■ **BRIEF**: Leave the pictures out and transcribe every record exactly.

[Dataset entries]
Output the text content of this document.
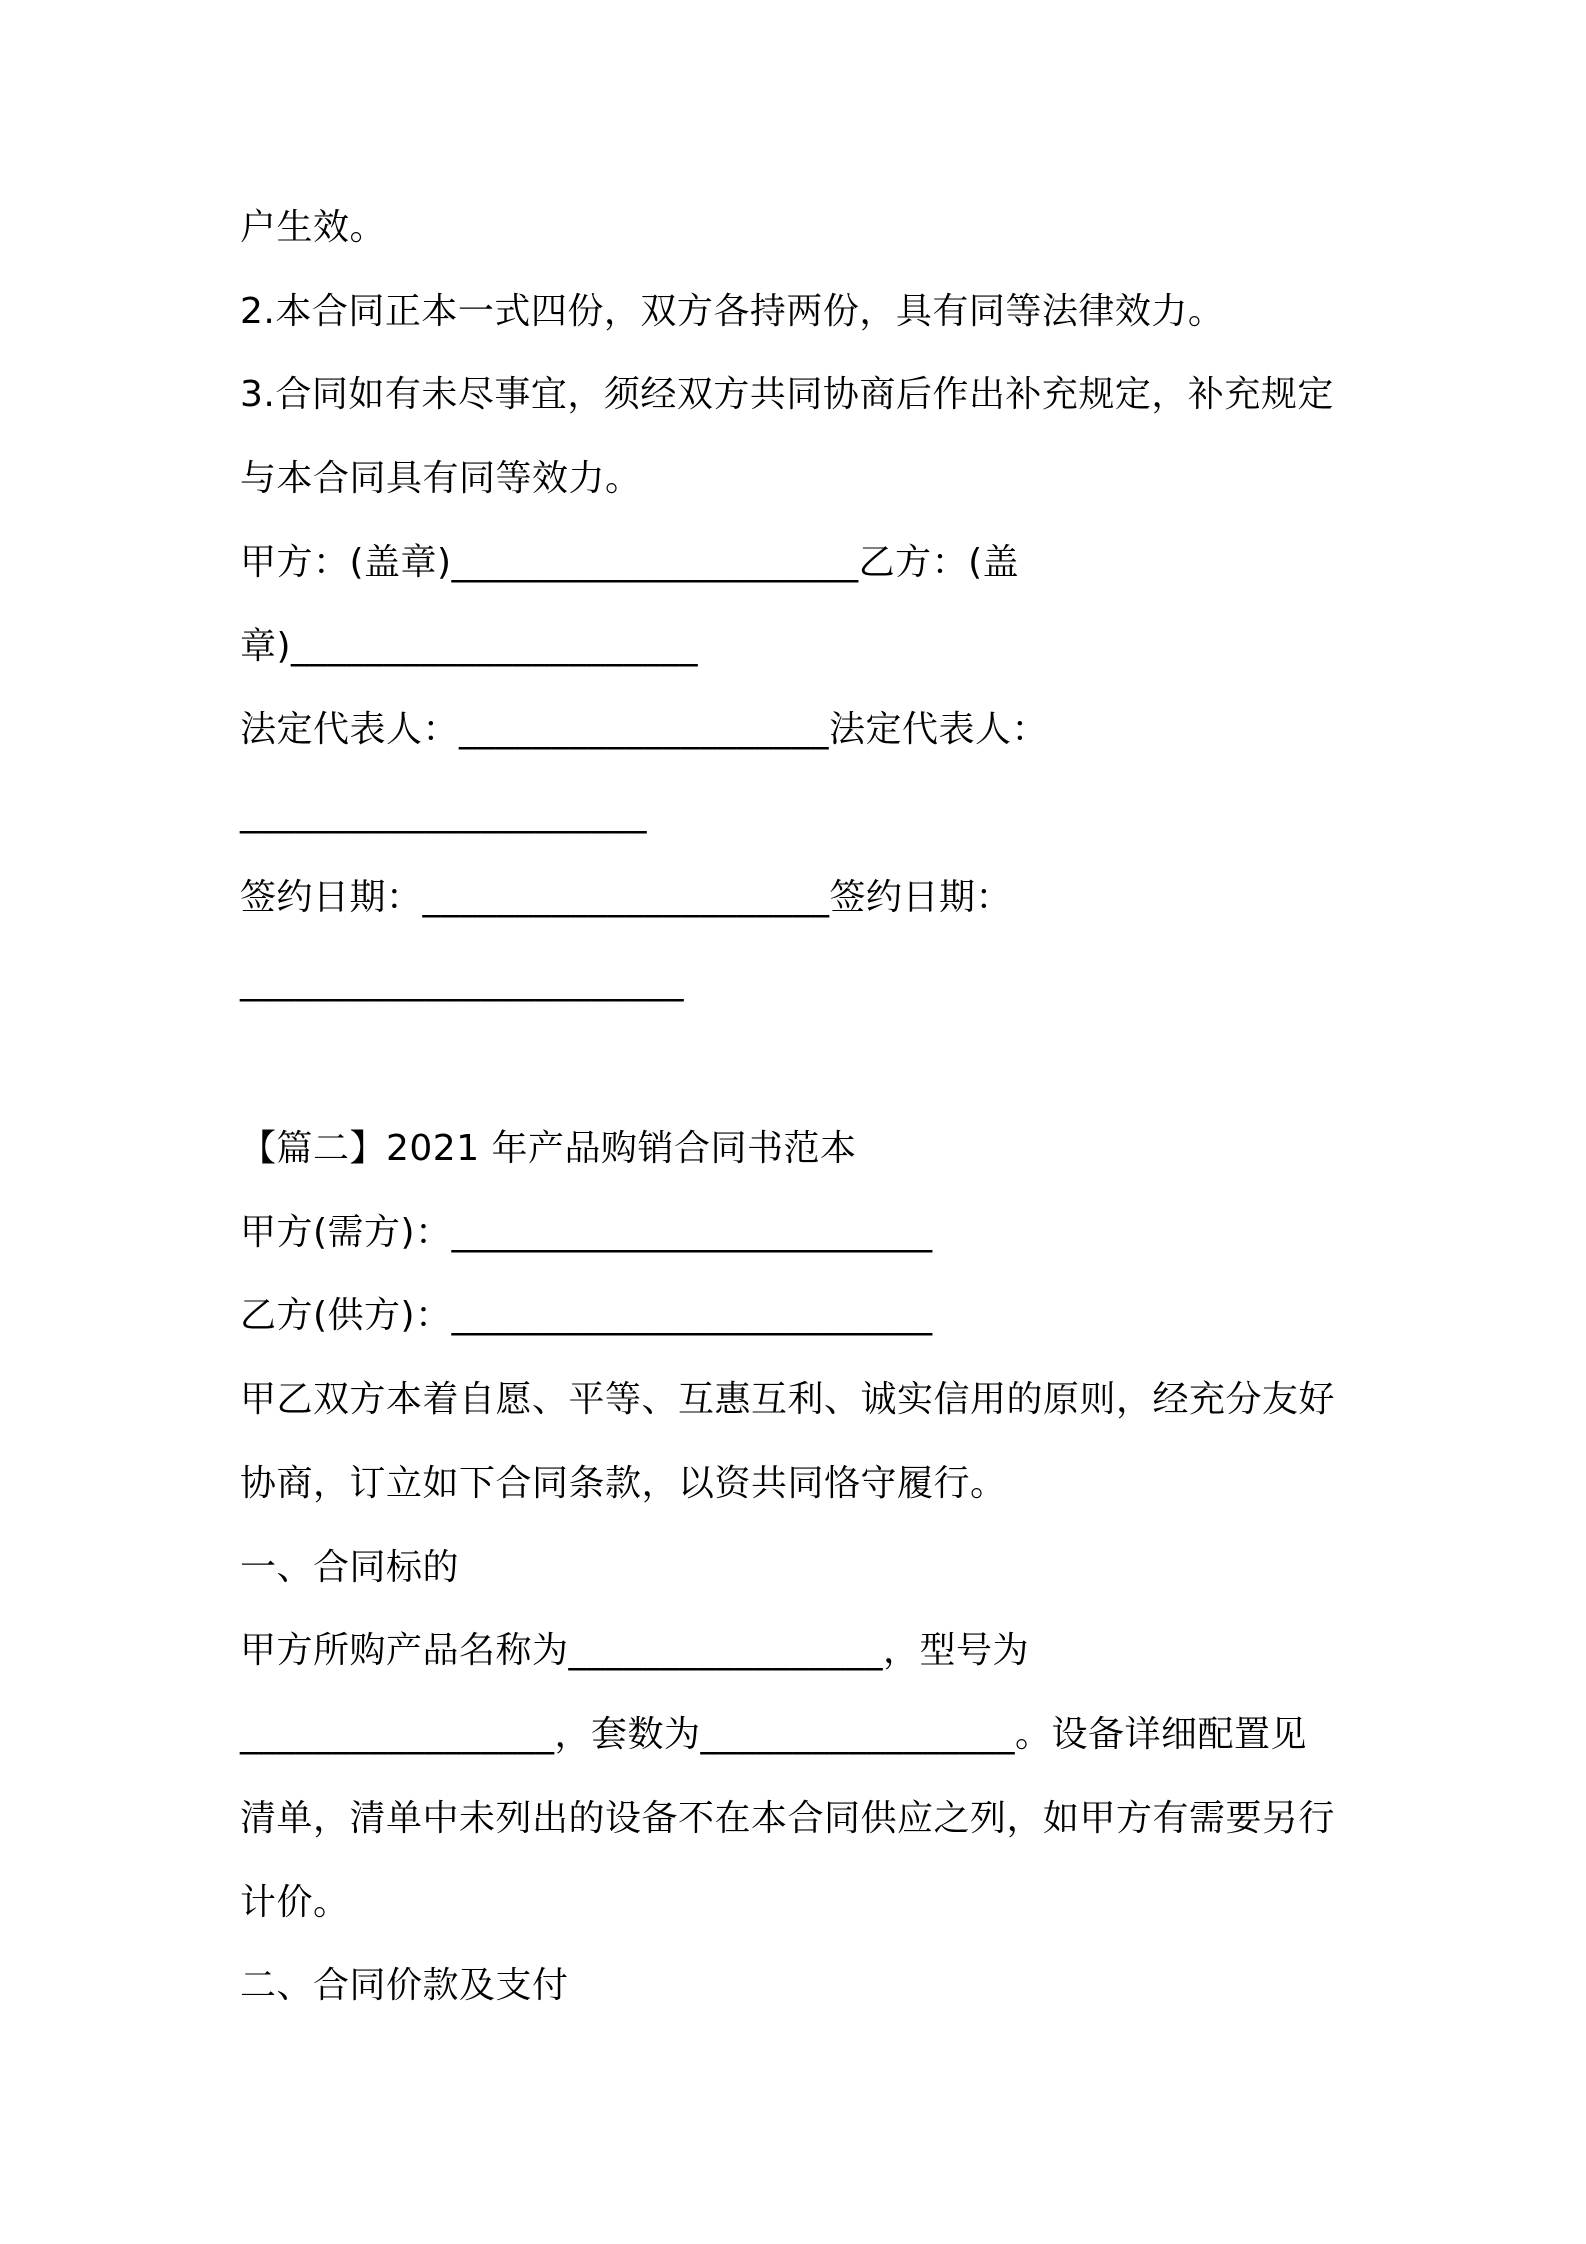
户生效。
2.本合同正本一式四份，双方各持两份，具有同等法律效力。
3.合同如有未尽事宜，须经双方共同协商后作出补充规定，补充规定
与本合同具有同等效力。
甲方：(盖章)______________________乙方：(盖
章)______________________
法定代表人：____________________法定代表人：
______________________
签约日期：______________________签约日期：
________________________
【篇二】2021 年产品购销合同书范本
甲方(需方)：__________________________
乙方(供方)：__________________________
甲乙双方本着自愿、平等、互惠互利、诚实信用的原则，经充分友好
协商，订立如下合同条款，以资共同恪守履行。
一、合同标的
甲方所购产品名称为_________________，型号为
_________________，套数为_________________。设备详细配置见
清单，清单中未列出的设备不在本合同供应之列，如甲方有需要另行
计价。
二、合同价款及支付
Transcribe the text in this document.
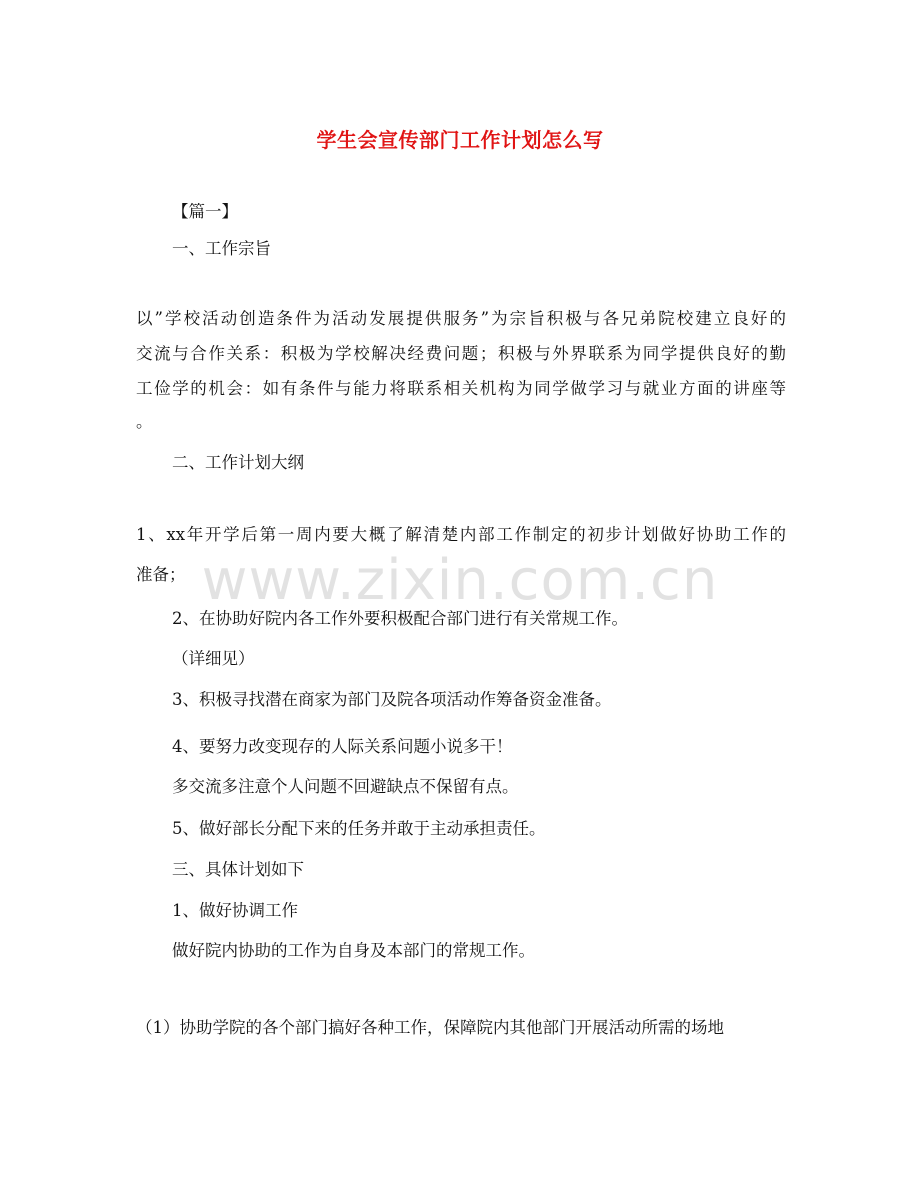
学生会宣传部门工作计划怎么写
【篇一】
一、工作宗旨
以”学校活动创造条件为活动发展提供服务”为宗旨积极与各兄弟院校建立良好的
交流与合作关系：积极为学校解决经费问题；积极与外界联系为同学提供良好的勤
工俭学的机会：如有条件与能力将联系相关机构为同学做学习与就业方面的讲座等
。
二、工作计划大纲
1、xx年开学后第一周内要大概了解清楚内部工作制定的初步计划做好协助工作的
准备；
2、在协助好院内各工作外要积极配合部门进行有关常规工作。
（详细见）
3、积极寻找潜在商家为部门及院各项活动作筹备资金准备。
4、要努力改变现存的人际关系问题小说多干！
多交流多注意个人问题不回避缺点不保留有点。
5、做好部长分配下来的任务并敢于主动承担责任。
三、具体计划如下
1、做好协调工作
做好院内协助的工作为自身及本部门的常规工作。
（1）协助学院的各个部门搞好各种工作，保障院内其他部门开展活动所需的场地
www.zixin.com.cn
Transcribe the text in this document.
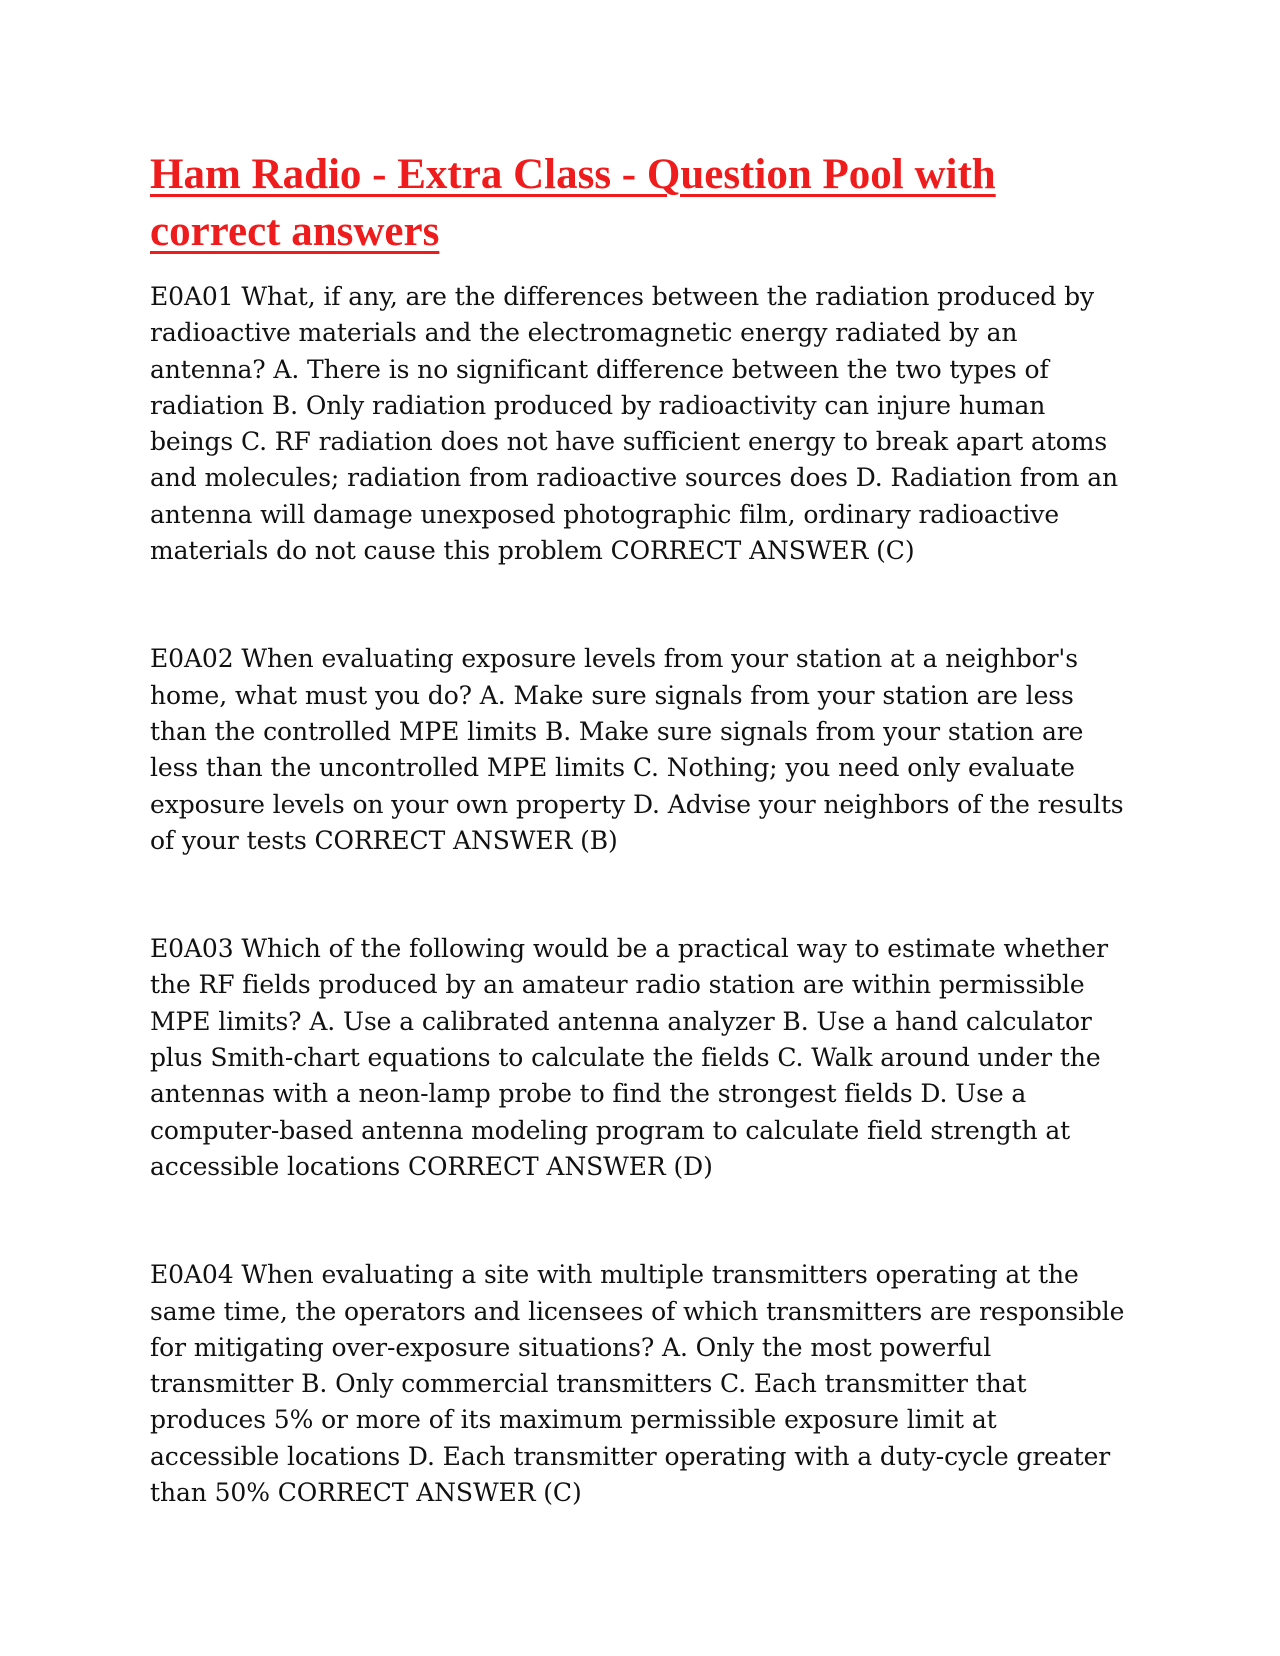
Ham Radio - Extra Class - Question Pool with correct answers

E0A01 What, if any, are the differences between the radiation produced by radioactive materials and the electromagnetic energy radiated by an antenna? A. There is no significant difference between the two types of radiation B. Only radiation produced by radioactivity can injure human beings C. RF radiation does not have sufficient energy to break apart atoms and molecules; radiation from radioactive sources does D. Radiation from an antenna will damage unexposed photographic film, ordinary radioactive materials do not cause this problem CORRECT ANSWER (C)

E0A02 When evaluating exposure levels from your station at a neighbor's home, what must you do? A. Make sure signals from your station are less than the controlled MPE limits B. Make sure signals from your station are less than the uncontrolled MPE limits C. Nothing; you need only evaluate exposure levels on your own property D. Advise your neighbors of the results of your tests CORRECT ANSWER (B)

E0A03 Which of the following would be a practical way to estimate whether the RF fields produced by an amateur radio station are within permissible MPE limits? A. Use a calibrated antenna analyzer B. Use a hand calculator plus Smith-chart equations to calculate the fields C. Walk around under the antennas with a neon-lamp probe to find the strongest fields D. Use a computer-based antenna modeling program to calculate field strength at accessible locations CORRECT ANSWER (D)

E0A04 When evaluating a site with multiple transmitters operating at the same time, the operators and licensees of which transmitters are responsible for mitigating over-exposure situations? A. Only the most powerful transmitter B. Only commercial transmitters C. Each transmitter that produces 5% or more of its maximum permissible exposure limit at accessible locations D. Each transmitter operating with a duty-cycle greater than 50% CORRECT ANSWER (C)
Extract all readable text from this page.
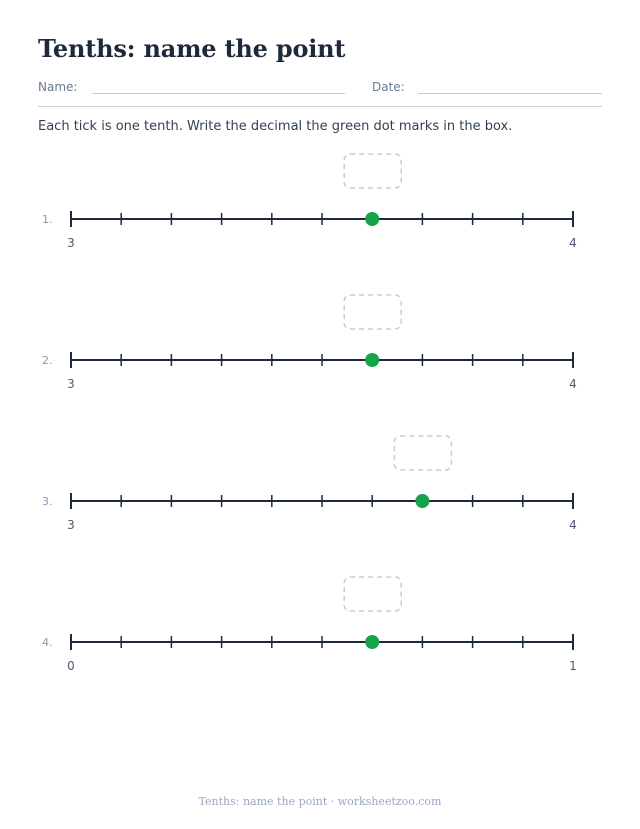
Tenths: name the point
Name:	Date:
Each tick is one tenth. Write the decimal the green dot marks in the box.
1.
3	4
2.
3	4
3.
3	4
4.
0	1
Tenths: name the point · worksheetzoo.com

■ **REPLY**:
Output the text content of this document.
户生效。
2.本合同正本一式四份，双方各持两份，具有同等法律效力。
3.合同如有未尽事宜，须经双方共同协商后作出补充规定，补充规定
与本合同具有同等效力。
甲方：(盖章)______________________乙方：(盖
章)______________________
法定代表人：____________________法定代表人：
______________________
签约日期：______________________签约日期：
________________________
【篇二】2021 年产品购销合同书范本
甲方(需方)：__________________________
乙方(供方)：__________________________
甲乙双方本着自愿、平等、互惠互利、诚实信用的原则，经充分友好
协商，订立如下合同条款，以资共同恪守履行。
一、合同标的
甲方所购产品名称为_________________，型号为
_________________，套数为_________________。设备详细配置见
清单，清单中未列出的设备不在本合同供应之列，如甲方有需要另行
计价。
二、合同价款及支付
Transcribe the text in this document.
学生会宣传部门工作计划怎么写
【篇一】
一、工作宗旨
以”学校活动创造条件为活动发展提供服务”为宗旨积极与各兄弟院校建立良好的
交流与合作关系：积极为学校解决经费问题；积极与外界联系为同学提供良好的勤
工俭学的机会：如有条件与能力将联系相关机构为同学做学习与就业方面的讲座等
。
二、工作计划大纲
1、xx年开学后第一周内要大概了解清楚内部工作制定的初步计划做好协助工作的
准备；
2、在协助好院内各工作外要积极配合部门进行有关常规工作。
（详细见）
3、积极寻找潜在商家为部门及院各项活动作筹备资金准备。
4、要努力改变现存的人际关系问题小说多干！
多交流多注意个人问题不回避缺点不保留有点。
5、做好部长分配下来的任务并敢于主动承担责任。
三、具体计划如下
1、做好协调工作
做好院内协助的工作为自身及本部门的常规工作。
（1）协助学院的各个部门搞好各种工作，保障院内其他部门开展活动所需的场地
www.zixin.com.cn
Transcribe the text in this document.
Ham Radio - Extra Class - Question Pool with correct answers

E0A01 What, if any, are the differences between the radiation produced by radioactive materials and the electromagnetic energy radiated by an antenna? A. There is no significant difference between the two types of radiation B. Only radiation produced by radioactivity can injure human beings C. RF radiation does not have sufficient energy to break apart atoms and molecules; radiation from radioactive sources does D. Radiation from an antenna will damage unexposed photographic film, ordinary radioactive materials do not cause this problem CORRECT ANSWER (C)

E0A02 When evaluating exposure levels from your station at a neighbor's home, what must you do? A. Make sure signals from your station are less than the controlled MPE limits B. Make sure signals from your station are less than the uncontrolled MPE limits C. Nothing; you need only evaluate exposure levels on your own property D. Advise your neighbors of the results of your tests CORRECT ANSWER (B)

E0A03 Which of the following would be a practical way to estimate whether the RF fields produced by an amateur radio station are within permissible MPE limits? A. Use a calibrated antenna analyzer B. Use a hand calculator plus Smith-chart equations to calculate the fields C. Walk around under the antennas with a neon-lamp probe to find the strongest fields D. Use a computer-based antenna modeling program to calculate field strength at accessible locations CORRECT ANSWER (D)

E0A04 When evaluating a site with multiple transmitters operating at the same time, the operators and licensees of which transmitters are responsible for mitigating over-exposure situations? A. Only the most powerful transmitter B. Only commercial transmitters C. Each transmitter that produces 5% or more of its maximum permissible exposure limit at accessible locations D. Each transmitter operating with a duty-cycle greater than 50% CORRECT ANSWER (C)
Extract all readable text from this page.
Tenths: name the point
Name:	Date:
Each tick is one tenth. Write the decimal the green dot marks in the box.
1.
3	4
2.
3	4
3.
3	4
4.
0	1
Tenths: name the point · worksheetzoo.com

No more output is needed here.